#### [Aim of the exercise]
Count the lines below that contain the word "лечения" and give only the number.

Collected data
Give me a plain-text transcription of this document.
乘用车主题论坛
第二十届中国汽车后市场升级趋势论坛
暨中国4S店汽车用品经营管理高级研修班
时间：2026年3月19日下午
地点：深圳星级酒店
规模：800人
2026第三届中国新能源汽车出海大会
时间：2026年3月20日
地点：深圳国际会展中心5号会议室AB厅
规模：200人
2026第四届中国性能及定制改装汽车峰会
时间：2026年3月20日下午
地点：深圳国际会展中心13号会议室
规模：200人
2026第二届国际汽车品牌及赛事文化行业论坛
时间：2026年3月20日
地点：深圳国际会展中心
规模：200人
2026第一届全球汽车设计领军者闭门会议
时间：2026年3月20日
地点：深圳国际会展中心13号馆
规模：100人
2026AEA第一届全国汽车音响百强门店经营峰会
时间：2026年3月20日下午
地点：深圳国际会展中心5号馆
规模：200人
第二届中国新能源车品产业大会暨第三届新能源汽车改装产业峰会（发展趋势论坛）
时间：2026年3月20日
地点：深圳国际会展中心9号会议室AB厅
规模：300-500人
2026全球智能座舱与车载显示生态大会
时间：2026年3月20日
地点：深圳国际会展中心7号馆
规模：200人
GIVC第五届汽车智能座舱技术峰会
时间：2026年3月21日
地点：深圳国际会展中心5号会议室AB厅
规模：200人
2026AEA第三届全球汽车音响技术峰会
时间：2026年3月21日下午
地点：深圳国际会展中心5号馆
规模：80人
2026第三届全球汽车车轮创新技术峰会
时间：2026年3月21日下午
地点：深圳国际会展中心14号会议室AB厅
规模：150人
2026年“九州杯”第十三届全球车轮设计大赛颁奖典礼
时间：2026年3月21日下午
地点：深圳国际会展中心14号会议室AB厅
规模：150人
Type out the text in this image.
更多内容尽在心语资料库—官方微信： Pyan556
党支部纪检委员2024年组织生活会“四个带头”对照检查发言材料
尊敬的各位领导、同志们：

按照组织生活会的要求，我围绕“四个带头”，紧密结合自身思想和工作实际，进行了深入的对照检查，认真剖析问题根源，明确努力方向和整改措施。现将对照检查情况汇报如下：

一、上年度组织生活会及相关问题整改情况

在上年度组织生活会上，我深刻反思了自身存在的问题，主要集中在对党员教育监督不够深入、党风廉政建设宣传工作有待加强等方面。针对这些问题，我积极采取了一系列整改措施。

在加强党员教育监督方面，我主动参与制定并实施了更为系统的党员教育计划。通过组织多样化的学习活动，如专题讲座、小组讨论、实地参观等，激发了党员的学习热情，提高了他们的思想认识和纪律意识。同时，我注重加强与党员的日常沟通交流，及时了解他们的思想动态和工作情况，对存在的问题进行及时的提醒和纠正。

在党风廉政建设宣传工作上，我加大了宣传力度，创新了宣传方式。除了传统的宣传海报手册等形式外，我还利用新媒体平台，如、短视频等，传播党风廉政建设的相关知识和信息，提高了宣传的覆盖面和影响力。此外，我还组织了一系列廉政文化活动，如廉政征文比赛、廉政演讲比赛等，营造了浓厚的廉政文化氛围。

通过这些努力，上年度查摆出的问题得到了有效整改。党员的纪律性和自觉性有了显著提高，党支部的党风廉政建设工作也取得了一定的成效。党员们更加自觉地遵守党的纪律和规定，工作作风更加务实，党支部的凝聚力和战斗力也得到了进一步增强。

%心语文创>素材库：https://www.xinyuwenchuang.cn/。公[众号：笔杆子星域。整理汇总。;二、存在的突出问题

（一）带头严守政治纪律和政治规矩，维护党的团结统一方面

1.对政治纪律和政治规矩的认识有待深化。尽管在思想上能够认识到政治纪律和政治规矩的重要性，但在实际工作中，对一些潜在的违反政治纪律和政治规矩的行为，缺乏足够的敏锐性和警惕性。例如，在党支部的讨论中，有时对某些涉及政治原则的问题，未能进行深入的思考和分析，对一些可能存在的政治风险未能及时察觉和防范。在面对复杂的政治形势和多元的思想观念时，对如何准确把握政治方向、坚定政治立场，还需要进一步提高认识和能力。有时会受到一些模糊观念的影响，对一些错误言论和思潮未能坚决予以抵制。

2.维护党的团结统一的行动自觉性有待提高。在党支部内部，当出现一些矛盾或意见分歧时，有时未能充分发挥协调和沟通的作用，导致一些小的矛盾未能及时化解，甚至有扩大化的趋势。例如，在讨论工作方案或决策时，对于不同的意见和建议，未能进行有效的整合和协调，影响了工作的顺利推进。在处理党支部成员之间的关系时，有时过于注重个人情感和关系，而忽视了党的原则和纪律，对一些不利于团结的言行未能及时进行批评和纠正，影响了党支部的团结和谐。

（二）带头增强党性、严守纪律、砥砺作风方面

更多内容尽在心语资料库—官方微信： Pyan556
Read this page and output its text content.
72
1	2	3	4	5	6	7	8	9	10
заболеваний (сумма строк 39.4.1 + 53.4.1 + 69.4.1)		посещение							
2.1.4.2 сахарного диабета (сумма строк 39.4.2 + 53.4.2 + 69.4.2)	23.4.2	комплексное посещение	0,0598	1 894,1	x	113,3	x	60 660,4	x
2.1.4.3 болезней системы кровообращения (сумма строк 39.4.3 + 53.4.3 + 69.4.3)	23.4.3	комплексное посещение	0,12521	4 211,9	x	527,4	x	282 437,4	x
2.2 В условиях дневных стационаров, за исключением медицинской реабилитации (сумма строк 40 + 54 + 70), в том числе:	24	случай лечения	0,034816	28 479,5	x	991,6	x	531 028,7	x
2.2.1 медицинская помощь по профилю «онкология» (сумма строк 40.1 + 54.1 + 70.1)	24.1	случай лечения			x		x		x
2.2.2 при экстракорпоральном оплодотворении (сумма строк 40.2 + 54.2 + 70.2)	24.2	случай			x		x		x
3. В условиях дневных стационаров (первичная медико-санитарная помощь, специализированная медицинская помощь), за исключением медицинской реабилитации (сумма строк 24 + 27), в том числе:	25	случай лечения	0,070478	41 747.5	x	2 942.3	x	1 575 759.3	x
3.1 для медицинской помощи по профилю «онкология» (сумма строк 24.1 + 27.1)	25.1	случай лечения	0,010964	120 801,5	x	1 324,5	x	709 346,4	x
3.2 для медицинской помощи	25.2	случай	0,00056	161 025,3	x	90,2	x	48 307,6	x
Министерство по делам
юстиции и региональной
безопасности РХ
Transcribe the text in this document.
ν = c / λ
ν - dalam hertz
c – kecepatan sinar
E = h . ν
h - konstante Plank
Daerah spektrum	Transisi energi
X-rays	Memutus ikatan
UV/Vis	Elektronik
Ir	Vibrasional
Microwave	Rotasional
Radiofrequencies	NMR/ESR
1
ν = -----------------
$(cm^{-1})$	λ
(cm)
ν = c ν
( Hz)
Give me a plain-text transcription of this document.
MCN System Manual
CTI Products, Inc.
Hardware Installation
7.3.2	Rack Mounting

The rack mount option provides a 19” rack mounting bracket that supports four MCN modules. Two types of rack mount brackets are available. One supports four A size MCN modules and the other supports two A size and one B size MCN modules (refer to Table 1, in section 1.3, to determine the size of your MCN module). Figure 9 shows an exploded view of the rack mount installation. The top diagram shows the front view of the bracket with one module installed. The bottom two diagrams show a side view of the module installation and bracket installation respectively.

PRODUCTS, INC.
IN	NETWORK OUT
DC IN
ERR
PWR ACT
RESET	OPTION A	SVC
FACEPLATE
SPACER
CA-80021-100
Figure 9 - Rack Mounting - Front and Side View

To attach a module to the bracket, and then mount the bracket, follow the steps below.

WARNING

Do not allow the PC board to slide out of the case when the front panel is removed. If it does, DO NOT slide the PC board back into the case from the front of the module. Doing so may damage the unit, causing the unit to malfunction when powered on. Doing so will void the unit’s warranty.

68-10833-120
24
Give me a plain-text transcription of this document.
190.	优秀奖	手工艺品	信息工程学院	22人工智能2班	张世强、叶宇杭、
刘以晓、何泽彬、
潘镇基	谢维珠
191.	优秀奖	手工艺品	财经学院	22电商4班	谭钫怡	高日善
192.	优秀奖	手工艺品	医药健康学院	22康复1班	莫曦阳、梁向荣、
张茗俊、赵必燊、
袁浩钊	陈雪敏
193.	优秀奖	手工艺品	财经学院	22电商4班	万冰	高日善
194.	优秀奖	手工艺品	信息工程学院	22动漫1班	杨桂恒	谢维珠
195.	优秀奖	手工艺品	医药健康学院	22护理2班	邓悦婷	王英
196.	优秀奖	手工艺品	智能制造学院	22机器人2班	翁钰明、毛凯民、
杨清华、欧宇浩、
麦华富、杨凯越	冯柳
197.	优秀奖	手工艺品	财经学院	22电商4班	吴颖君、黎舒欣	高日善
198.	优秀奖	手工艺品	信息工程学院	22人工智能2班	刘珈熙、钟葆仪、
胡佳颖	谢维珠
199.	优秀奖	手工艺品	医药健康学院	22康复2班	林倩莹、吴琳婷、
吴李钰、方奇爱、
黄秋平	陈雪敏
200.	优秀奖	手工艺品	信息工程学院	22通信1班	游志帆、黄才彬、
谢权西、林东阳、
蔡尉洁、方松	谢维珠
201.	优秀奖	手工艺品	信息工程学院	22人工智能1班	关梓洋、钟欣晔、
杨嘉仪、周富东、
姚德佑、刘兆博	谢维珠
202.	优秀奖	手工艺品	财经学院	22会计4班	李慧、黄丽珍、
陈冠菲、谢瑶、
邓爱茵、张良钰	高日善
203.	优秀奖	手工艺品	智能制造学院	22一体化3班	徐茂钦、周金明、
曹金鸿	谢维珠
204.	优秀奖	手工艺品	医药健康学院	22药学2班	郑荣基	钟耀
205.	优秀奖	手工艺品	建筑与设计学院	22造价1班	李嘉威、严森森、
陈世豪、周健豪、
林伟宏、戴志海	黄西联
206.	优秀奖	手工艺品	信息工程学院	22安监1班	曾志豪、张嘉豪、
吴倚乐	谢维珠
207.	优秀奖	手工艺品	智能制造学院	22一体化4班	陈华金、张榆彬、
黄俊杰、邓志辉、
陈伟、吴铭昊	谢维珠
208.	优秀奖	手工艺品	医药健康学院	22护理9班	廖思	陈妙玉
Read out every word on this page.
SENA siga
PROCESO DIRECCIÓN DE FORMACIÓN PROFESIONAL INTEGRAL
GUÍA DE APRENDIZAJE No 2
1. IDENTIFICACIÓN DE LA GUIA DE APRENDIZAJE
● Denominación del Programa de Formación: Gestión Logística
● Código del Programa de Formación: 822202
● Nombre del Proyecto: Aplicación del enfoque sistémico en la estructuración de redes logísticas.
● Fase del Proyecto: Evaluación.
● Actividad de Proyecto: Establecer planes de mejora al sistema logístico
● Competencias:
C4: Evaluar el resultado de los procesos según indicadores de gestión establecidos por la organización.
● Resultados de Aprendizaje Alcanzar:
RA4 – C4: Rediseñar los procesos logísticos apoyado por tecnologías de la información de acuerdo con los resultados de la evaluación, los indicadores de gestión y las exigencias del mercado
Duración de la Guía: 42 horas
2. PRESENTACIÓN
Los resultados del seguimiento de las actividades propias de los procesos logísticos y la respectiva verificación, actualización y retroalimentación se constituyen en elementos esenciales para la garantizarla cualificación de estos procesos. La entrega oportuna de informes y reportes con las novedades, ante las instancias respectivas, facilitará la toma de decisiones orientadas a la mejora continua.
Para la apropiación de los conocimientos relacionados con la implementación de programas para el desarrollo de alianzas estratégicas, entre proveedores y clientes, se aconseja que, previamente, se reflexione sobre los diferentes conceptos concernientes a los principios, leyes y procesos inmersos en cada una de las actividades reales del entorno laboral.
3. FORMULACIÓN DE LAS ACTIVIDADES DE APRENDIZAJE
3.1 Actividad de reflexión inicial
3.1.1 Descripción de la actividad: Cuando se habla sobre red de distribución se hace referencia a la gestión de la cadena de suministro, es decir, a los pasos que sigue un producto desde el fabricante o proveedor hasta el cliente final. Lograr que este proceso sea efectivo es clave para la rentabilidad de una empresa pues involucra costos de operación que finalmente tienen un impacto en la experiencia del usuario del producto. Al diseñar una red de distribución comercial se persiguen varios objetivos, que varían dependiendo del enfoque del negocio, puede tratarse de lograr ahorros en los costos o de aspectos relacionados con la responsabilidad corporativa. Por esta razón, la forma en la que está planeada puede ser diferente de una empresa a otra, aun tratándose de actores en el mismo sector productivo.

#### [The result]
4